What to produce: Reproduce each record below exactly as written.

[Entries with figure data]
---------------

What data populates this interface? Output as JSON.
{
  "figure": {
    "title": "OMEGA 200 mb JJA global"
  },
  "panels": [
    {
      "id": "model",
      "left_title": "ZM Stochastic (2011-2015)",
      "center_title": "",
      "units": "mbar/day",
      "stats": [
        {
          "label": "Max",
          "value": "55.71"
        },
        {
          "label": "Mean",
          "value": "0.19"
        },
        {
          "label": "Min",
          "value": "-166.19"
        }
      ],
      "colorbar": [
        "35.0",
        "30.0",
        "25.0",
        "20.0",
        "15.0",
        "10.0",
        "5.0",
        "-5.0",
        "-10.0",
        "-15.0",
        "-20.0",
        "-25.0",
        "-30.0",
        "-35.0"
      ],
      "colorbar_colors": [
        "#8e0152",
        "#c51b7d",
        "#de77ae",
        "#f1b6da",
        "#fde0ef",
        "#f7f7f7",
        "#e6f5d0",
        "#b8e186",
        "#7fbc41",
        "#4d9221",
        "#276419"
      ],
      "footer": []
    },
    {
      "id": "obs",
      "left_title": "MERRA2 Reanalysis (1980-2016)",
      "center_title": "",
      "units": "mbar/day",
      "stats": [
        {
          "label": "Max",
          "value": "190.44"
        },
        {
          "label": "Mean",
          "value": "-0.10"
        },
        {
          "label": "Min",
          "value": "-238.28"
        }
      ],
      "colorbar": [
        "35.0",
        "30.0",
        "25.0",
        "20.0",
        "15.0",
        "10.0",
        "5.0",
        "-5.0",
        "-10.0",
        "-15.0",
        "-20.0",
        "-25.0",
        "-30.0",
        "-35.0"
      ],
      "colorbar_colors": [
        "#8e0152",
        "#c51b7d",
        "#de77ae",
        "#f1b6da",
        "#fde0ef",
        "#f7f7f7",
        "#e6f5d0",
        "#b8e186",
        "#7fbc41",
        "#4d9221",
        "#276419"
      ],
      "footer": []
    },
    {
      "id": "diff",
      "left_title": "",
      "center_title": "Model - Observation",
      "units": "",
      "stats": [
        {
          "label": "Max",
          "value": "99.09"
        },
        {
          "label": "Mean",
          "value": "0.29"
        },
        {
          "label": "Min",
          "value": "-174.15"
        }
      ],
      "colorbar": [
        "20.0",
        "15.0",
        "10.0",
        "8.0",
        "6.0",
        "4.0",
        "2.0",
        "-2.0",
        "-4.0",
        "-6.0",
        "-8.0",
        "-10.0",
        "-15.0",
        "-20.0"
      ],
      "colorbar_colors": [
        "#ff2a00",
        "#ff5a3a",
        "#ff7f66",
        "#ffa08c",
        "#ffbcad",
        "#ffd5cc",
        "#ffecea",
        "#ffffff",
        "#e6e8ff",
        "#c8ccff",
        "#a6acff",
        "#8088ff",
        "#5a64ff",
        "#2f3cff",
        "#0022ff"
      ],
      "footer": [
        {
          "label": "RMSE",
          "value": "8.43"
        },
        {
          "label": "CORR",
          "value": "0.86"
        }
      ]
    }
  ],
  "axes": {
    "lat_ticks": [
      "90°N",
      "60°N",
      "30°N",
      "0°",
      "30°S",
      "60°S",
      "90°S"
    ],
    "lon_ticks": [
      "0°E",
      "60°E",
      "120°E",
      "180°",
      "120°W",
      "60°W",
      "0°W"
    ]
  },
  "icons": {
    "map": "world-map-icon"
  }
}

---------------

Solution:
What data populates this interface? Output as JSON.
{
  "figure": {
    "title": "OMEGA 200 mb JJA global"
  },
  "panels": [
    {
      "id": "model",
      "left_title": "ZM Stochastic (2011-2015)",
      "center_title": "",
      "units": "mbar/day",
      "stats": [
        {
          "label": "Max",
          "value": "55.71"
        },
        {
          "label": "Mean",
          "value": "0.19"
        },
        {
          "label": "Min",
          "value": "-166.19"
        }
      ],
      "colorbar": [
        "35.0",
        "30.0",
        "25.0",
        "20.0",
        "15.0",
        "10.0",
        "5.0",
        "-5.0",
        "-10.0",
        "-15.0",
        "-20.0",
        "-25.0",
        "-30.0",
        "-35.0"
      ],
      "colorbar_colors": [
        "#8e0152",
        "#c51b7d",
        "#de77ae",
        "#f1b6da",
        "#fde0ef",
        "#f7f7f7",
        "#e6f5d0",
        "#b8e186",
        "#7fbc41",
        "#4d9221",
        "#276419"
      ],
      "footer": []
    },
    {
      "id": "obs",
      "left_title": "MERRA2 Reanalysis (1980-2016)",
      "center_title": "",
      "units": "mbar/day",
      "stats": [
        {
          "label": "Max",
          "value": "190.44"
        },
        {
          "label": "Mean",
          "value": "-0.10"
        },
        {
          "label": "Min",
          "value": "-238.28"
        }
      ],
      "colorbar": [
        "35.0",
        "30.0",
        "25.0",
        "20.0",
        "15.0",
        "10.0",
        "5.0",
        "-5.0",
        "-10.0",
        "-15.0",
        "-20.0",
        "-25.0",
        "-30.0",
        "-35.0"
      ],
      "colorbar_colors": [
        "#8e0152",
        "#c51b7d",
        "#de77ae",
        "#f1b6da",
        "#fde0ef",
        "#f7f7f7",
        "#e6f5d0",
        "#b8e186",
        "#7fbc41",
        "#4d9221",
        "#276419"
      ],
      "footer": []
    },
    {
      "id": "diff",
      "left_title": "",
      "center_title": "Model - Observation",
      "units": "",
      "stats": [
        {
          "label": "Max",
          "value": "99.09"
        },
        {
          "label": "Mean",
          "value": "0.29"
        },
        {
          "label": "Min",
          "value": "-174.15"
        }
      ],
      "colorbar": [
        "20.0",
        "15.0",
        "10.0",
        "8.0",
        "6.0",
        "4.0",
        "2.0",
        "-2.0",
        "-4.0",
        "-6.0",
        "-8.0",
        "-10.0",
        "-15.0",
        "-20.0"
      ],
      "colorbar_colors": [
        "#ff2a00",
        "#ff5a3a",
        "#ff7f66",
        "#ffa08c",
        "#ffbcad",
        "#ffd5cc",
        "#ffecea",
        "#ffffff",
        "#e6e8ff",
        "#c8ccff",
        "#a6acff",
        "#8088ff",
        "#5a64ff",
        "#2f3cff",
        "#0022ff"
      ],
      "footer": [
        {
          "label": "RMSE",
          "value": "8.43"
        },
        {
          "label": "CORR",
          "value": "0.86"
        }
      ]
    }
  ],
  "axes": {
    "lat_ticks": [
      "90°N",
      "60°N",
      "30°N",
      "0°",
      "30°S",
      "60°S",
      "90°S"
    ],
    "lon_ticks": [
      "0°E",
      "60°E",
      "120°E",
      "180°",
      "120°W",
      "60°W",
      "0°W"
    ]
  },
  "icons": {
    "map": "world-map-icon"
  }
}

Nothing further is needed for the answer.